_The records_

---+---

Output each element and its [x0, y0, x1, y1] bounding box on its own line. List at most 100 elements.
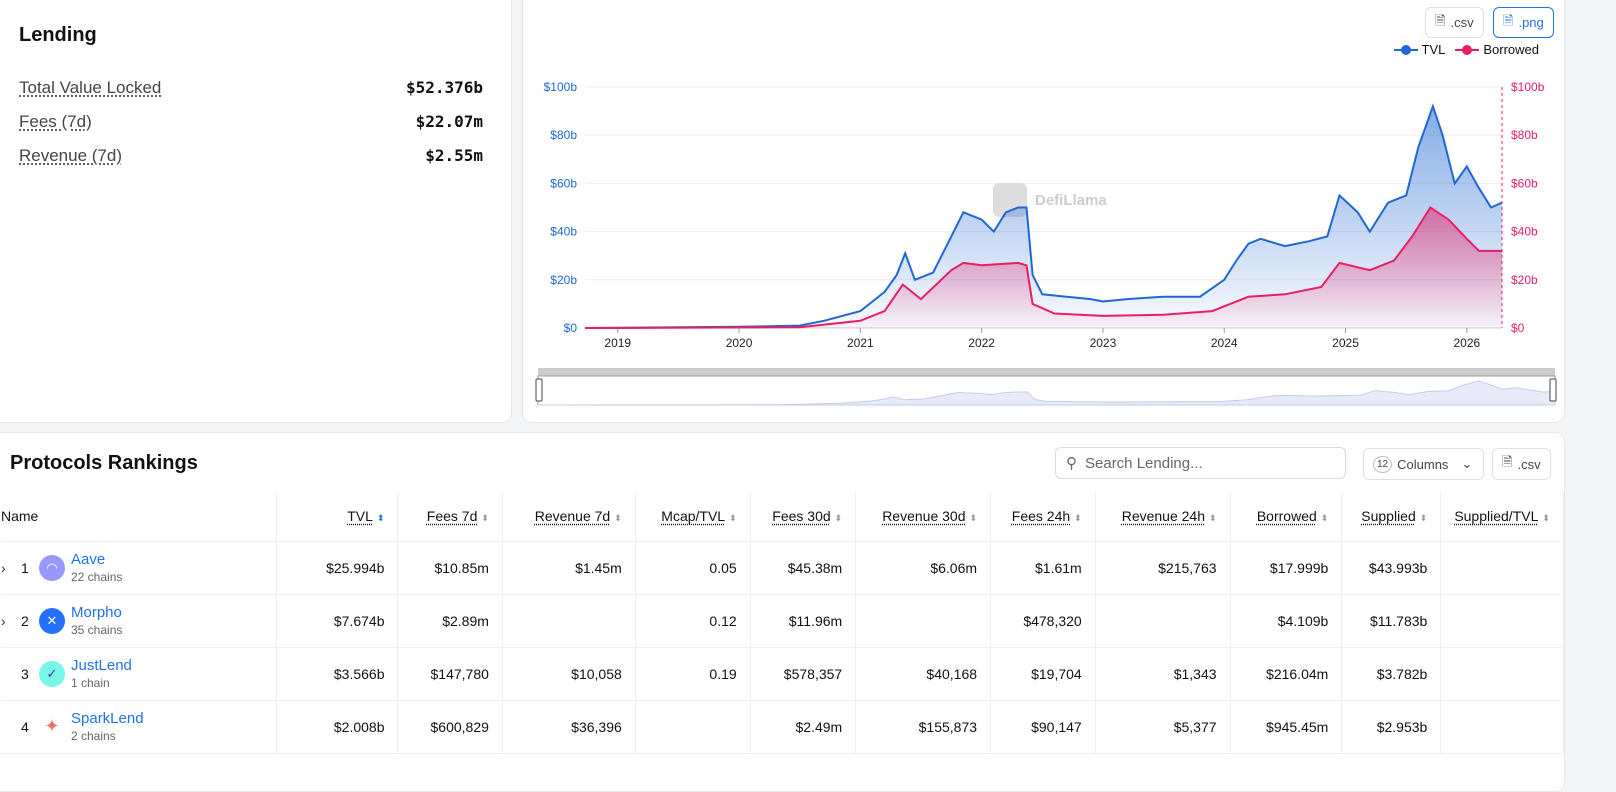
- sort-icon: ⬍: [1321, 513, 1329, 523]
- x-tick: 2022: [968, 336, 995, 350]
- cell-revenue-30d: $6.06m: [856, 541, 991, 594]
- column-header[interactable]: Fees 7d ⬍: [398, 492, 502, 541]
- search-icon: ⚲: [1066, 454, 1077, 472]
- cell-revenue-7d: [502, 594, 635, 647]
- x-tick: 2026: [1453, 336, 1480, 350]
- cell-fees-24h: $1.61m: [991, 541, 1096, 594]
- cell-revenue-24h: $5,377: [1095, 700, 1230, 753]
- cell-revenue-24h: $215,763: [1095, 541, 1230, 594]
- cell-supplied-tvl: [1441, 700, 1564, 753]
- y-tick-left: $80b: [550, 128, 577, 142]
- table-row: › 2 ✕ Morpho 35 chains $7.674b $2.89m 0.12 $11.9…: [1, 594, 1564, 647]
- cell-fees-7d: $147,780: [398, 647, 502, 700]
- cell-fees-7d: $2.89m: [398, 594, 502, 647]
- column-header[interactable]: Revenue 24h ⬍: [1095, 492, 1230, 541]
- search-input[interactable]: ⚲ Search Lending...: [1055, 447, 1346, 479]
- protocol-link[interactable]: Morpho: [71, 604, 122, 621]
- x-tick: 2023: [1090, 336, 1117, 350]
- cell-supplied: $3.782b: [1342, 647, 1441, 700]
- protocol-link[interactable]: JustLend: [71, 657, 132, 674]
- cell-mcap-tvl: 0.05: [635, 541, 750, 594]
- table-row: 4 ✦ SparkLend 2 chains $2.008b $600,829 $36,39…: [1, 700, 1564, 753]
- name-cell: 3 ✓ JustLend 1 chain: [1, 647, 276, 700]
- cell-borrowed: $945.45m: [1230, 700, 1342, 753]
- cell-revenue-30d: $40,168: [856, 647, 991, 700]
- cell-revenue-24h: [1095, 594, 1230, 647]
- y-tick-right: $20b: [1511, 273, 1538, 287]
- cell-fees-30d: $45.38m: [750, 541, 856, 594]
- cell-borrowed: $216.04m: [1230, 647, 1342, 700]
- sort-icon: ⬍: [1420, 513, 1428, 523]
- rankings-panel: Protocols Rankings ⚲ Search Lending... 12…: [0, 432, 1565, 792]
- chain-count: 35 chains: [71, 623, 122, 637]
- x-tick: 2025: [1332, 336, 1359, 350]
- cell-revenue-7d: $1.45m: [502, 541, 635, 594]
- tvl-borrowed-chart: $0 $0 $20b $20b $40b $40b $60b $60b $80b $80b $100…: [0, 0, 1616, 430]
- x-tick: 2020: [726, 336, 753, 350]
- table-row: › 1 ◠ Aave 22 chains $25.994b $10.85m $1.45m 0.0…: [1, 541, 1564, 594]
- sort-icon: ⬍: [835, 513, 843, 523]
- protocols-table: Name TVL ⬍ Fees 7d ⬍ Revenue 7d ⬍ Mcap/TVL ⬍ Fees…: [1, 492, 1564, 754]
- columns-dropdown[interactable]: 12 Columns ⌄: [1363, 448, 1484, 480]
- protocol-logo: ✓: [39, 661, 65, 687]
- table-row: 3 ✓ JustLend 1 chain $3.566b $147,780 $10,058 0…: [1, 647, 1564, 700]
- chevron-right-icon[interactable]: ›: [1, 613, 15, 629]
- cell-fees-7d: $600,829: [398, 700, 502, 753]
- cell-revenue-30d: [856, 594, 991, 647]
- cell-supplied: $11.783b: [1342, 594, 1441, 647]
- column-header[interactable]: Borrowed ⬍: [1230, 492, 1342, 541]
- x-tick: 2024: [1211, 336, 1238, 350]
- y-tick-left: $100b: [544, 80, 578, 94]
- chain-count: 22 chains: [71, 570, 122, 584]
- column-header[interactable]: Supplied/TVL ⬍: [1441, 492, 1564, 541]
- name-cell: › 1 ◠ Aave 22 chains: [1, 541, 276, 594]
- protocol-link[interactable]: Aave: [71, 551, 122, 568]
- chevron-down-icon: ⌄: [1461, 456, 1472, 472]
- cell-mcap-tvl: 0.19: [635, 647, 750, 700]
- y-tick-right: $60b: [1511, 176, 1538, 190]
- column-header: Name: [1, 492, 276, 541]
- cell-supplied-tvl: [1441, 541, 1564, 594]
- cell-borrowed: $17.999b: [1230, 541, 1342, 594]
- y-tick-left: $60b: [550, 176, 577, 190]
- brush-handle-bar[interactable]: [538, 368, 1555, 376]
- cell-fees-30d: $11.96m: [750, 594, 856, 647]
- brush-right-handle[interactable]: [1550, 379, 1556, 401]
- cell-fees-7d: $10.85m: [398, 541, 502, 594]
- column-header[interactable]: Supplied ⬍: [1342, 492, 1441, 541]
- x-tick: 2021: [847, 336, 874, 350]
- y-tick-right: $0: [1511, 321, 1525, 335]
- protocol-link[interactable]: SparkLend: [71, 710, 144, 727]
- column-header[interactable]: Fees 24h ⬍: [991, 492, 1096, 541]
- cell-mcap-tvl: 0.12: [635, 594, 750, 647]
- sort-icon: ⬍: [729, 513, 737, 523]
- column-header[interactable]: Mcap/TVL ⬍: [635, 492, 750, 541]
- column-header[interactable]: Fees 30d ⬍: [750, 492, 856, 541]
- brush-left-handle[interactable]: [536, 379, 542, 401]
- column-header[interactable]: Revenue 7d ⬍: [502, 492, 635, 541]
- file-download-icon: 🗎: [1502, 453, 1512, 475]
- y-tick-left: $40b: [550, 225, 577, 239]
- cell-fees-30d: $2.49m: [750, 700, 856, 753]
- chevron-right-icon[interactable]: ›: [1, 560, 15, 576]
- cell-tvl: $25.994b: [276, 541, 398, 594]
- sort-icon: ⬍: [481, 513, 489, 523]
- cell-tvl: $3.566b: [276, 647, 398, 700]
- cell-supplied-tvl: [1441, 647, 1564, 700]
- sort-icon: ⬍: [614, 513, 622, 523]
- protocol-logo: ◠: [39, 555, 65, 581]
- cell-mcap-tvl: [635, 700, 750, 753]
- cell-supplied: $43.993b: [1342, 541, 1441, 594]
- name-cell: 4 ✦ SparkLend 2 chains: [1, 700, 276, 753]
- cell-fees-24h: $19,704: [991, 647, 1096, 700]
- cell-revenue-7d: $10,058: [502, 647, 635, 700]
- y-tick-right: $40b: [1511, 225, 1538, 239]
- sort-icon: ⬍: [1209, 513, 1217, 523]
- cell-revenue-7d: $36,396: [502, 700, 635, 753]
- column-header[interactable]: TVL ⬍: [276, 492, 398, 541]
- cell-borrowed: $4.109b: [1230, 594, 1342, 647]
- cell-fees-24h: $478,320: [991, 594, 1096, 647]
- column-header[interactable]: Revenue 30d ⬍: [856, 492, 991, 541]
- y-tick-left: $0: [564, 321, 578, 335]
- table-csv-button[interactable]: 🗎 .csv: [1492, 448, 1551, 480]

---+---

Please count the lines in the rows above that contain the string "Lending", matching case exactly. Reply with that number only.

2